From the entries below, copy every line holding the word "Change".

=== Data listing ===

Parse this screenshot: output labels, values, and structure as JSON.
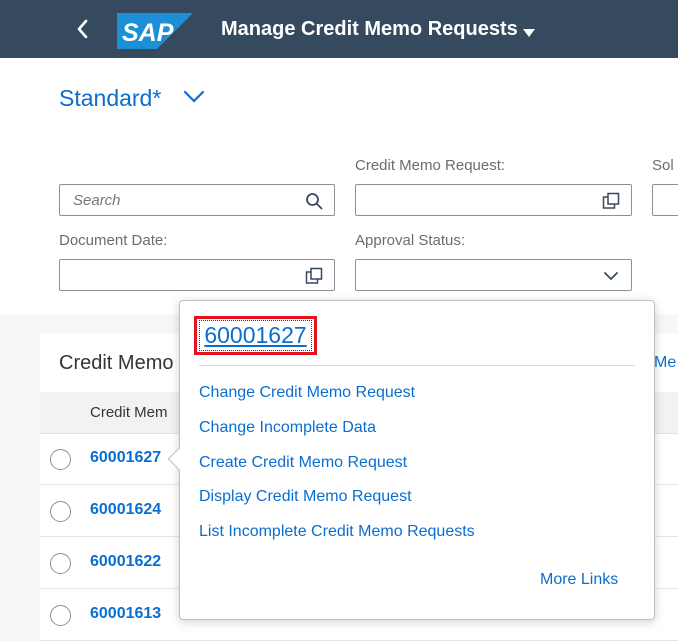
{
  "shell": {
    "title": "Manage Credit Memo Requests",
    "logo_text": "SAP",
    "colors": {
      "bar": "#354a5f",
      "logo": "#1d8fd6"
    }
  },
  "filters": {
    "variant": "Standard*",
    "search_placeholder": "Search",
    "credit_memo_request_label": "Credit Memo Request:",
    "sold_to_label_truncated": "Sol",
    "document_date_label": "Document Date:",
    "approval_status_label": "Approval Status:"
  },
  "table": {
    "title_truncated": "Credit Memo",
    "more_truncated": "Me",
    "column_header_truncated": "Credit Mem",
    "rows": [
      {
        "id": "60001627"
      },
      {
        "id": "60001624"
      },
      {
        "id": "60001622"
      },
      {
        "id": "60001613"
      }
    ]
  },
  "popover": {
    "main_link": "60001627",
    "links": [
      "Change Credit Memo Request",
      "Change Incomplete Data",
      "Create Credit Memo Request",
      "Display Credit Memo Request",
      "List Incomplete Credit Memo Requests"
    ],
    "more_links": "More Links",
    "highlight_color": "#e3141e"
  }
}
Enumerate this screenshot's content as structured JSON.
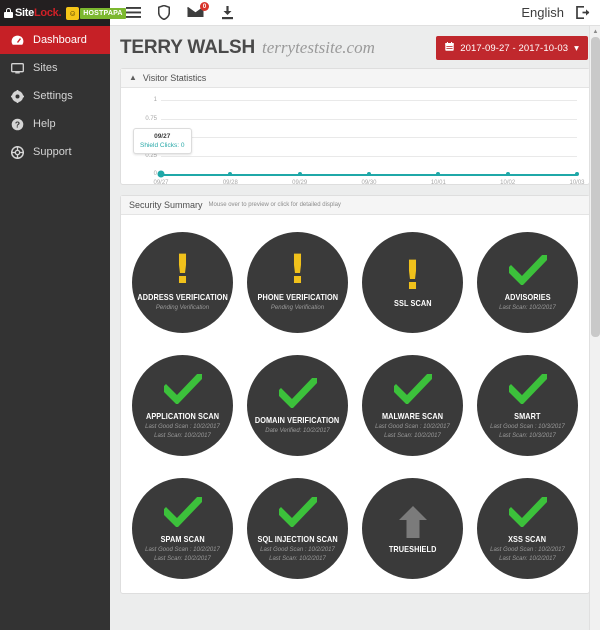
{
  "topbar": {
    "logo": {
      "site": "Site",
      "lock": "Lock",
      "dot": ".",
      "partner": "HOSTPAPA"
    },
    "icons": [
      {
        "name": "menu-icon",
        "glyph": "☰"
      },
      {
        "name": "shield-icon",
        "glyph": "⛊"
      },
      {
        "name": "mail-icon",
        "glyph": "✉",
        "badge": "0"
      },
      {
        "name": "download-icon",
        "glyph": "⤓"
      }
    ],
    "language": "English",
    "logout_icon": "logout-icon"
  },
  "sidebar": {
    "items": [
      {
        "label": "Dashboard",
        "icon": "dashboard-icon",
        "active": true
      },
      {
        "label": "Sites",
        "icon": "monitor-icon",
        "active": false
      },
      {
        "label": "Settings",
        "icon": "gear-icon",
        "active": false
      },
      {
        "label": "Help",
        "icon": "question-icon",
        "active": false
      },
      {
        "label": "Support",
        "icon": "lifebuoy-icon",
        "active": false
      }
    ]
  },
  "header": {
    "title": "TERRY WALSH",
    "domain": "terrytestsite.com",
    "date_range": "2017-09-27 - 2017-10-03",
    "date_icon": "calendar-icon",
    "date_caret": "▾"
  },
  "visitor_panel": {
    "title": "Visitor Statistics",
    "collapse_icon": "caret-up-icon"
  },
  "chart_data": {
    "type": "line",
    "title": "Visitor Statistics",
    "xlabel": "",
    "ylabel": "",
    "ylim": [
      0,
      1
    ],
    "yticks": [
      "1",
      "0.75",
      "0.5",
      "0.25",
      "0"
    ],
    "grid": true,
    "legend": "none",
    "categories": [
      "09/27",
      "09/28",
      "09/29",
      "09/30",
      "10/01",
      "10/02",
      "10/03"
    ],
    "series": [
      {
        "name": "Shield Clicks",
        "values": [
          0,
          0,
          0,
          0,
          0,
          0,
          0
        ],
        "color": "#1fa8a8"
      }
    ],
    "tooltip": {
      "label": "09/27",
      "value": "Shield Clicks: 0"
    }
  },
  "security_panel": {
    "title": "Security Summary",
    "subtitle": "Mouse over to preview or click for detailed display",
    "items": [
      {
        "name": "ADDRESS VERIFICATION",
        "status": "warning",
        "icon": "exclamation-icon",
        "lines": [
          "Pending Verification"
        ]
      },
      {
        "name": "PHONE VERIFICATION",
        "status": "warning",
        "icon": "exclamation-icon",
        "lines": [
          "Pending Verification"
        ]
      },
      {
        "name": "SSL SCAN",
        "status": "warning",
        "icon": "exclamation-icon",
        "lines": []
      },
      {
        "name": "ADVISORIES",
        "status": "ok",
        "icon": "check-icon",
        "lines": [
          "Last Scan: 10/2/2017"
        ]
      },
      {
        "name": "APPLICATION SCAN",
        "status": "ok",
        "icon": "check-icon",
        "lines": [
          "Last Good Scan : 10/2/2017",
          "Last Scan: 10/2/2017"
        ]
      },
      {
        "name": "DOMAIN VERIFICATION",
        "status": "ok",
        "icon": "check-icon",
        "lines": [
          "Date Verified: 10/2/2017"
        ]
      },
      {
        "name": "MALWARE SCAN",
        "status": "ok",
        "icon": "check-icon",
        "lines": [
          "Last Good Scan : 10/2/2017",
          "Last Scan: 10/2/2017"
        ]
      },
      {
        "name": "SMART",
        "status": "ok",
        "icon": "check-icon",
        "lines": [
          "Last Good Scan : 10/3/2017",
          "Last Scan: 10/3/2017"
        ]
      },
      {
        "name": "SPAM SCAN",
        "status": "ok",
        "icon": "check-icon",
        "lines": [
          "Last Good Scan : 10/2/2017",
          "Last Scan: 10/2/2017"
        ]
      },
      {
        "name": "SQL INJECTION SCAN",
        "status": "ok",
        "icon": "check-icon",
        "lines": [
          "Last Good Scan : 10/2/2017",
          "Last Scan: 10/2/2017"
        ]
      },
      {
        "name": "TRUESHIELD",
        "status": "neutral",
        "icon": "up-arrow-icon",
        "lines": []
      },
      {
        "name": "XSS SCAN",
        "status": "ok",
        "icon": "check-icon",
        "lines": [
          "Last Good Scan : 10/2/2017",
          "Last Scan: 10/2/2017"
        ]
      }
    ]
  },
  "scrollbar": {
    "up_arrow": "▲",
    "down_arrow": "▼"
  },
  "colors": {
    "accent_red": "#c0282d",
    "sidebar_dark": "#333333",
    "circle_dark": "#3a3a3a",
    "ok_green": "#3cc13b",
    "warn_yellow": "#f0c11b",
    "chart_teal": "#1fa8a8"
  }
}
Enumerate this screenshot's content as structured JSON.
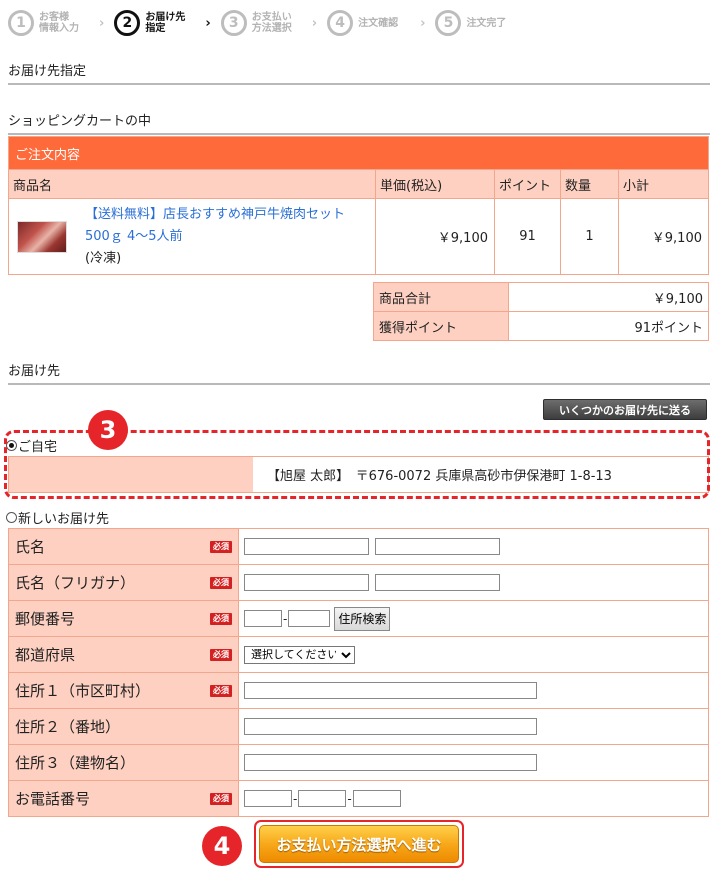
{
  "steps": [
    {
      "num": "1",
      "label": "お客様\n情報入力",
      "active": false
    },
    {
      "num": "2",
      "label": "お届け先\n指定",
      "active": true
    },
    {
      "num": "3",
      "label": "お支払い\n方法選択",
      "active": false
    },
    {
      "num": "4",
      "label": "注文確認",
      "active": false
    },
    {
      "num": "5",
      "label": "注文完了",
      "active": false
    }
  ],
  "step_arrow": "›",
  "sections": {
    "destination_spec": "お届け先指定",
    "cart": "ショッピングカートの中",
    "destination": "お届け先"
  },
  "cart": {
    "caption": "ご注文内容",
    "headers": {
      "product": "商品名",
      "unit_price": "単価(税込)",
      "points": "ポイント",
      "qty": "数量",
      "subtotal": "小計"
    },
    "item": {
      "name_line1": "【送料無料】店長おすすめ神戸牛焼肉セット",
      "name_line2": "500ｇ 4～5人前",
      "note": "(冷凍)",
      "unit_price": "￥9,100",
      "points": "91",
      "qty": "1",
      "subtotal": "￥9,100"
    },
    "totals": {
      "total_label": "商品合計",
      "total_value": "￥9,100",
      "points_label": "獲得ポイント",
      "points_value": "91ポイント"
    }
  },
  "destination": {
    "multi_button": "いくつかのお届け先に送る",
    "home_label": "ご自宅",
    "home_address": "【旭屋 太郎】　〒676-0072 兵庫県高砂市伊保港町 1-8-13",
    "new_label": "新しいお届け先",
    "required_badge": "必須"
  },
  "form": {
    "name": "氏名",
    "kana": "氏名（フリガナ）",
    "postal": "郵便番号",
    "postal_sep": "-",
    "postal_search": "住所検索",
    "prefecture": "都道府県",
    "prefecture_select": "選択してください",
    "addr1": "住所１（市区町村）",
    "addr2": "住所２（番地）",
    "addr3": "住所３（建物名）",
    "phone": "お電話番号",
    "phone_sep": "-"
  },
  "annotations": {
    "three": "3",
    "four": "4"
  },
  "submit": {
    "label": "お支払い方法選択へ進む"
  },
  "colors": {
    "accent": "#ff6a3a",
    "cell": "#fdd0c1",
    "highlight": "#e5252a"
  }
}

===

Problem solution
      "Change Credit Memo Request",
      "Change Incomplete Data",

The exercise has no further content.